● Problem details
Copy the lines holding the word "acquisition", all of them.
::: Records supplied :::
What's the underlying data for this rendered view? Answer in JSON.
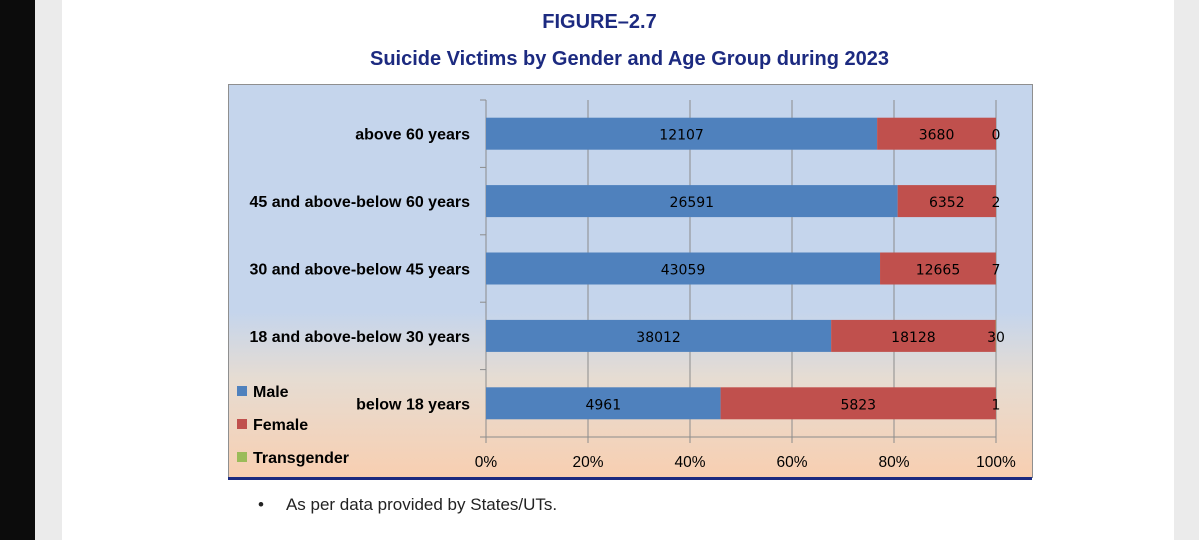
{
  "figure_label": "FIGURE–2.7",
  "note_bullet": "•",
  "note_text": "As per data provided by States/UTs.",
  "chart_data": {
    "type": "bar",
    "orientation": "horizontal",
    "stacked": "percent",
    "title": "Suicide Victims by Gender and Age Group during 2023",
    "categories": [
      "above 60 years",
      "45 and above-below 60 years",
      "30 and above-below 45 years",
      "18 and above-below 30 years",
      "below 18 years"
    ],
    "series": [
      {
        "name": "Male",
        "color": "#4f81bd",
        "values": [
          12107,
          26591,
          43059,
          38012,
          4961
        ]
      },
      {
        "name": "Female",
        "color": "#c0504d",
        "values": [
          3680,
          6352,
          12665,
          18128,
          5823
        ]
      },
      {
        "name": "Transgender",
        "color": "#9bbb59",
        "values": [
          0,
          2,
          7,
          30,
          1
        ]
      }
    ],
    "xticks": [
      "0%",
      "20%",
      "40%",
      "60%",
      "80%",
      "100%"
    ],
    "xlim": [
      0,
      100
    ],
    "grid": true,
    "legend_position": "bottom-left"
  }
}
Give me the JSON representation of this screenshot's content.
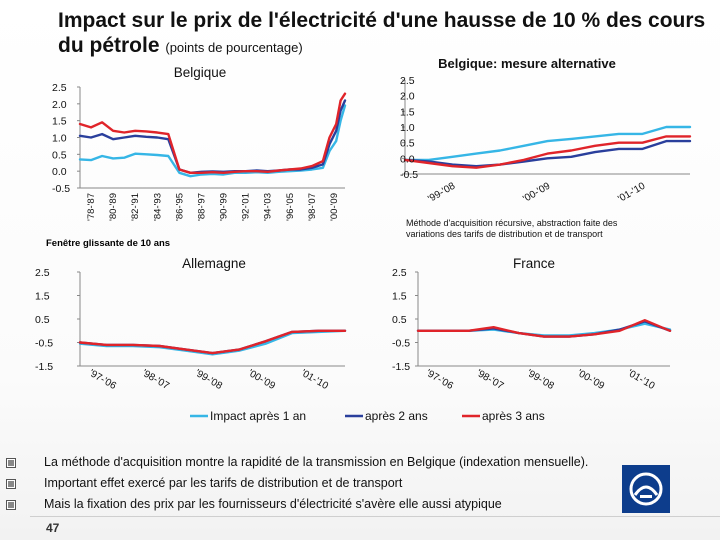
{
  "slide": {
    "title": "Impact sur le prix de l'électricité d'une hausse de 10 % des cours du pétrole",
    "title_sub": "(points de pourcentage)",
    "page_number": "47",
    "bullets": [
      "La méthode d'acquisition montre la rapidité de la transmission en Belgique (indexation mensuelle).",
      "Important effet exercé par les tarifs de distribution et de transport",
      "Mais la fixation des prix par les fournisseurs d'électricité s'avère elle aussi atypique"
    ],
    "annotations": {
      "rolling_window": "Fenêtre glissante de 10 ans",
      "method_note": "Méthode d'acquisition récursive, abstraction faite des variations des tarifs de distribution et de transport"
    },
    "legend": [
      {
        "label": "Impact après 1 an",
        "color": "#36b6e6"
      },
      {
        "label": "après 2 ans",
        "color": "#2a3f9c"
      },
      {
        "label": "après 3 ans",
        "color": "#e0242a"
      }
    ]
  },
  "chart_data": [
    {
      "type": "line",
      "title": "Belgique",
      "ylim": [
        -0.5,
        2.5
      ],
      "yticks": [
        "2.5",
        "2.0",
        "1.5",
        "1.0",
        "0.5",
        "0.0",
        "-0.5"
      ],
      "xticks": [
        "'78-'87",
        "'80-'89",
        "'82-'91",
        "'84-'93",
        "'86-'95",
        "'88-'97",
        "'90-'99",
        "'92-'01",
        "'94-'03",
        "'96-'05",
        "'98-'07",
        "'00-'09"
      ],
      "x": [
        0,
        0.5,
        1,
        1.5,
        2,
        2.5,
        3,
        3.5,
        4,
        4.5,
        5,
        5.5,
        6,
        6.5,
        7,
        7.5,
        8,
        8.5,
        9,
        9.5,
        10,
        10.5,
        11,
        11.3,
        11.6,
        11.8,
        12
      ],
      "series": [
        {
          "name": "Impact après 1 an",
          "color": "#36b6e6",
          "values": [
            0.35,
            0.33,
            0.45,
            0.38,
            0.4,
            0.52,
            0.5,
            0.48,
            0.45,
            -0.05,
            -0.15,
            -0.1,
            -0.08,
            -0.1,
            -0.05,
            -0.05,
            -0.03,
            -0.05,
            -0.02,
            0.0,
            0.02,
            0.05,
            0.1,
            0.6,
            0.9,
            1.5,
            1.95
          ]
        },
        {
          "name": "après 2 ans",
          "color": "#2a3f9c",
          "values": [
            1.05,
            1.0,
            1.1,
            0.95,
            1.0,
            1.05,
            1.02,
            1.0,
            0.95,
            0.05,
            -0.05,
            -0.02,
            -0.01,
            -0.02,
            0.0,
            0.0,
            0.02,
            0.0,
            0.02,
            0.05,
            0.05,
            0.1,
            0.2,
            0.8,
            1.2,
            1.8,
            2.1
          ]
        },
        {
          "name": "après 3 ans",
          "color": "#e0242a",
          "values": [
            1.4,
            1.3,
            1.45,
            1.2,
            1.15,
            1.2,
            1.18,
            1.15,
            1.1,
            0.05,
            -0.05,
            -0.05,
            -0.03,
            -0.05,
            -0.02,
            0.0,
            0.0,
            -0.02,
            0.02,
            0.05,
            0.08,
            0.15,
            0.3,
            1.0,
            1.4,
            2.1,
            2.3
          ]
        }
      ]
    },
    {
      "type": "line",
      "title": "Belgique: mesure alternative",
      "ylim": [
        -0.5,
        2.5
      ],
      "yticks": [
        "2.5",
        "2.0",
        "1.5",
        "1.0",
        "0.5",
        "0.0",
        "-0.5"
      ],
      "xticks": [
        "'99-'08",
        "'00-'09",
        "'01-'10"
      ],
      "x": [
        0,
        0.5,
        1,
        1.5,
        2,
        2.5,
        3,
        3.5,
        4,
        4.5,
        5,
        5.5,
        6
      ],
      "series": [
        {
          "name": "Impact après 1 an",
          "color": "#36b6e6",
          "values": [
            -0.05,
            -0.05,
            0.05,
            0.15,
            0.25,
            0.4,
            0.55,
            0.62,
            0.7,
            0.78,
            0.78,
            1.0,
            1.0
          ]
        },
        {
          "name": "après 2 ans",
          "color": "#2a3f9c",
          "values": [
            -0.05,
            -0.1,
            -0.2,
            -0.25,
            -0.2,
            -0.1,
            0.0,
            0.05,
            0.2,
            0.3,
            0.3,
            0.55,
            0.55
          ]
        },
        {
          "name": "après 3 ans",
          "color": "#e0242a",
          "values": [
            -0.05,
            -0.15,
            -0.25,
            -0.3,
            -0.2,
            -0.05,
            0.15,
            0.25,
            0.4,
            0.5,
            0.5,
            0.7,
            0.7
          ]
        }
      ]
    },
    {
      "type": "line",
      "title": "Allemagne",
      "ylim": [
        -1.5,
        2.5
      ],
      "yticks": [
        "2.5",
        "1.5",
        "0.5",
        "-0.5",
        "-1.5"
      ],
      "xticks": [
        "'97-'06",
        "'98-'07",
        "'99-'08",
        "'00-'09",
        "'01-'10"
      ],
      "x": [
        0,
        0.5,
        1,
        1.5,
        2,
        2.5,
        3,
        3.5,
        4,
        4.5,
        5
      ],
      "series": [
        {
          "name": "Impact après 1 an",
          "color": "#36b6e6",
          "values": [
            -0.55,
            -0.65,
            -0.65,
            -0.7,
            -0.85,
            -1.0,
            -0.85,
            -0.55,
            -0.1,
            -0.05,
            0.0
          ]
        },
        {
          "name": "après 2 ans",
          "color": "#2a3f9c",
          "values": [
            -0.5,
            -0.6,
            -0.6,
            -0.65,
            -0.8,
            -0.95,
            -0.8,
            -0.45,
            -0.05,
            0.0,
            0.0
          ]
        },
        {
          "name": "après 3 ans",
          "color": "#e0242a",
          "values": [
            -0.5,
            -0.6,
            -0.6,
            -0.65,
            -0.8,
            -0.95,
            -0.8,
            -0.45,
            -0.05,
            0.0,
            0.0
          ]
        }
      ]
    },
    {
      "type": "line",
      "title": "France",
      "ylim": [
        -1.5,
        2.5
      ],
      "yticks": [
        "2.5",
        "1.5",
        "0.5",
        "-0.5",
        "-1.5"
      ],
      "xticks": [
        "'97-'06",
        "'98-'07",
        "'99-'08",
        "'00-'09",
        "'01-'10"
      ],
      "x": [
        0,
        0.5,
        1,
        1.5,
        2,
        2.5,
        3,
        3.5,
        4,
        4.5,
        5
      ],
      "series": [
        {
          "name": "Impact après 1 an",
          "color": "#36b6e6",
          "values": [
            0.0,
            0.0,
            0.0,
            0.05,
            -0.1,
            -0.2,
            -0.2,
            -0.1,
            0.05,
            0.3,
            0.05
          ]
        },
        {
          "name": "après 2 ans",
          "color": "#2a3f9c",
          "values": [
            0.0,
            0.0,
            0.0,
            0.1,
            -0.1,
            -0.25,
            -0.25,
            -0.15,
            0.05,
            0.4,
            0.0
          ]
        },
        {
          "name": "après 3 ans",
          "color": "#e0242a",
          "values": [
            0.0,
            0.0,
            0.0,
            0.15,
            -0.1,
            -0.25,
            -0.25,
            -0.15,
            0.0,
            0.45,
            0.0
          ]
        }
      ]
    }
  ]
}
:::
● Output for this exercise
      "La méthode d'acquisition montre la rapidité de la transmission en Belgique (indexation mensuelle).",
      "method_note": "Méthode d'acquisition récursive, abstraction faite des variations des tarifs de distribution et de transport"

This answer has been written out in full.